Task to complete:
Track down each line that has the word "Teste" and copy it.

Given records:
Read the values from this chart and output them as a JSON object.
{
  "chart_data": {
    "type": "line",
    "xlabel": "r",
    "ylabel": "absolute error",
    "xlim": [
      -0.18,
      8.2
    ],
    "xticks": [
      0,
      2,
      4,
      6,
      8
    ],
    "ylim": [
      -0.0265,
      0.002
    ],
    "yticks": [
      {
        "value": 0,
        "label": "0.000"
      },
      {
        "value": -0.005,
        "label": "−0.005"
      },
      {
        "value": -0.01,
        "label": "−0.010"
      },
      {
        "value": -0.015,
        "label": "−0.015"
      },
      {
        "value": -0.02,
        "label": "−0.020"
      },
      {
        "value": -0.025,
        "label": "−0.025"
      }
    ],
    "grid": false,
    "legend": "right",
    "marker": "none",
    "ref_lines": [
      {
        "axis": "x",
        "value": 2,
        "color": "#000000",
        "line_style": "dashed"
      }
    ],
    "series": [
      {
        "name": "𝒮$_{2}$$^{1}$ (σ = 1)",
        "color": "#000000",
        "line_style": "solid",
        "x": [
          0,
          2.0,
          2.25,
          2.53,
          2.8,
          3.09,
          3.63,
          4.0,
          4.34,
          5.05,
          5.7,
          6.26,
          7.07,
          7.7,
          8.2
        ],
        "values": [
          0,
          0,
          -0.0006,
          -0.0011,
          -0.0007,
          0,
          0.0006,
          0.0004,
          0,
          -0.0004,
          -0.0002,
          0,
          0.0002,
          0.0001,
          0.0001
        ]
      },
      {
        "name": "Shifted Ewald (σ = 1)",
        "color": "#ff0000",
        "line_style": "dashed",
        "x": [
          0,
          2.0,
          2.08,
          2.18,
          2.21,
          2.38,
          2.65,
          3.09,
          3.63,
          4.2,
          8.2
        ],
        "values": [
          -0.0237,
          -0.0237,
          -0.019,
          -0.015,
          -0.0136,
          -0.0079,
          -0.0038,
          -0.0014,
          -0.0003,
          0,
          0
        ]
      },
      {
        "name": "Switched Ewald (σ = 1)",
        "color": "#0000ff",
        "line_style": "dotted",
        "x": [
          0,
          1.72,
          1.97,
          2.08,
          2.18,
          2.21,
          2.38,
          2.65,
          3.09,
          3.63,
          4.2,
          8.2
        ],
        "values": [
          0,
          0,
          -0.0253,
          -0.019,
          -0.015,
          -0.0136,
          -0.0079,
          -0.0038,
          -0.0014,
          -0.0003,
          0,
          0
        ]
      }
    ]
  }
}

* * *

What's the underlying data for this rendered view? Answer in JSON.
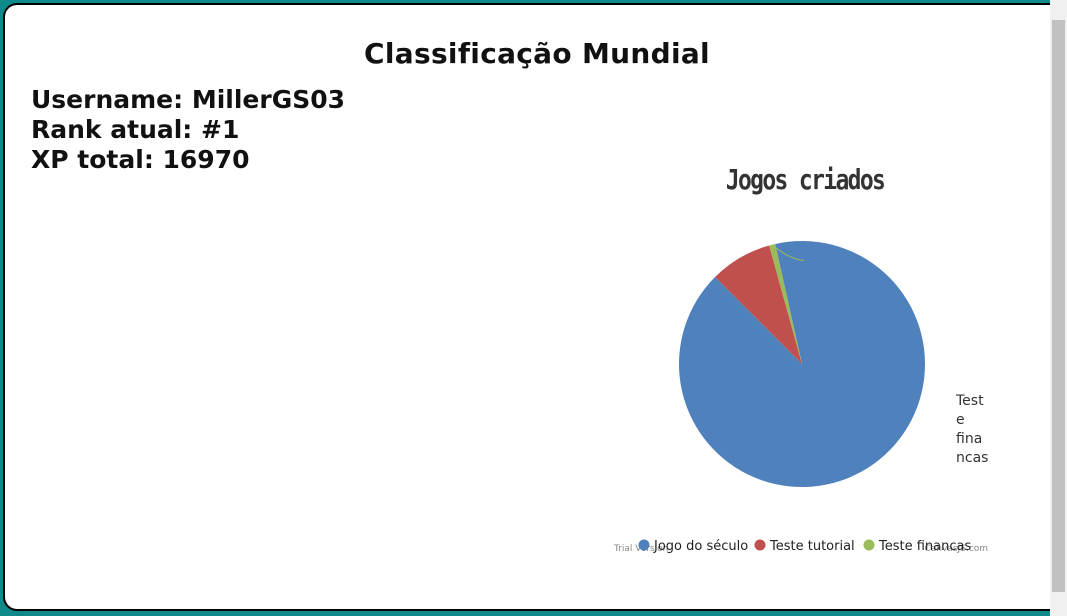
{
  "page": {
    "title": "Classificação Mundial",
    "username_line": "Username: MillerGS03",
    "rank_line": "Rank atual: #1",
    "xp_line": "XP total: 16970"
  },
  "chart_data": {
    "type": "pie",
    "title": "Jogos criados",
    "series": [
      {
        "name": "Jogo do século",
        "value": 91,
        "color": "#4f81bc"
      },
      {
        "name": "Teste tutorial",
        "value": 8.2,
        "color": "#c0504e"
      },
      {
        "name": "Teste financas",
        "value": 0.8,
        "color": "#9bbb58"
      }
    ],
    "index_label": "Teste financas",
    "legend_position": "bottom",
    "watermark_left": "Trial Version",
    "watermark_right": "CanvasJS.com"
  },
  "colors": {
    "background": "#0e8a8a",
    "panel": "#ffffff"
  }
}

Result:
        "name": "Teste tutorial",
        "name": "Teste financas",
    "index_label": "Teste financas",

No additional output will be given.